## WORK TO BE COMPLETED
Reproduce every entry exactly.

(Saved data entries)
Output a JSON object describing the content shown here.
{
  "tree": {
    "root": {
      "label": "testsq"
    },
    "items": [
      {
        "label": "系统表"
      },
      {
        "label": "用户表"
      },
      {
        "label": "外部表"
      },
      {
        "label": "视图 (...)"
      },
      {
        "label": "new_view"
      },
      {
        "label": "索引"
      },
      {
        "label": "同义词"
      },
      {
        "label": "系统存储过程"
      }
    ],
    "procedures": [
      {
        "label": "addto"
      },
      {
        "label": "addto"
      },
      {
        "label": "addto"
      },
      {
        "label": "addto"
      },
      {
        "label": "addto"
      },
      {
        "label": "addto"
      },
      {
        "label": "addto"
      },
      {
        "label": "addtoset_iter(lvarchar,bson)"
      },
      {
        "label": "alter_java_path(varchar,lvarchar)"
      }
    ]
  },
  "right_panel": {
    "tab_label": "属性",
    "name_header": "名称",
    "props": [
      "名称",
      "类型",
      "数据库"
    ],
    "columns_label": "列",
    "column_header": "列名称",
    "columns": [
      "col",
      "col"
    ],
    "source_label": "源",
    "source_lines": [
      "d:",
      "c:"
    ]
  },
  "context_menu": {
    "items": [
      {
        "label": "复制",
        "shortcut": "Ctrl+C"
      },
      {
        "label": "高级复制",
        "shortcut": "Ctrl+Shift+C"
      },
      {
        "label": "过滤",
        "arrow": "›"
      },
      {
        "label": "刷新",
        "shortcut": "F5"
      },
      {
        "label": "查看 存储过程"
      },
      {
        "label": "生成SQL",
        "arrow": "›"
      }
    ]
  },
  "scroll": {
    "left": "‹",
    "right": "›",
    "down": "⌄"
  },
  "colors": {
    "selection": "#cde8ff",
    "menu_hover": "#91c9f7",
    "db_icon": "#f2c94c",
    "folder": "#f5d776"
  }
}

## REPLY
Output a JSON object describing the content shown here.
{
  "tree": {
    "root": {
      "label": "testsq"
    },
    "items": [
      {
        "label": "系统表"
      },
      {
        "label": "用户表"
      },
      {
        "label": "外部表"
      },
      {
        "label": "视图 (...)"
      },
      {
        "label": "new_view"
      },
      {
        "label": "索引"
      },
      {
        "label": "同义词"
      },
      {
        "label": "系统存储过程"
      }
    ],
    "procedures": [
      {
        "label": "addto"
      },
      {
        "label": "addto"
      },
      {
        "label": "addto"
      },
      {
        "label": "addto"
      },
      {
        "label": "addto"
      },
      {
        "label": "addto"
      },
      {
        "label": "addto"
      },
      {
        "label": "addtoset_iter(lvarchar,bson)"
      },
      {
        "label": "alter_java_path(varchar,lvarchar)"
      }
    ]
  },
  "right_panel": {
    "tab_label": "属性",
    "name_header": "名称",
    "props": [
      "名称",
      "类型",
      "数据库"
    ],
    "columns_label": "列",
    "column_header": "列名称",
    "columns": [
      "col",
      "col"
    ],
    "source_label": "源",
    "source_lines": [
      "d:",
      "c:"
    ]
  },
  "context_menu": {
    "items": [
      {
        "label": "复制",
        "shortcut": "Ctrl+C"
      },
      {
        "label": "高级复制",
        "shortcut": "Ctrl+Shift+C"
      },
      {
        "label": "过滤",
        "arrow": "›"
      },
      {
        "label": "刷新",
        "shortcut": "F5"
      },
      {
        "label": "查看 存储过程"
      },
      {
        "label": "生成SQL",
        "arrow": "›"
      }
    ]
  },
  "scroll": {
    "left": "‹",
    "right": "›",
    "down": "⌄"
  },
  "colors": {
    "selection": "#cde8ff",
    "menu_hover": "#91c9f7",
    "db_icon": "#f2c94c",
    "folder": "#f5d776"
  }
}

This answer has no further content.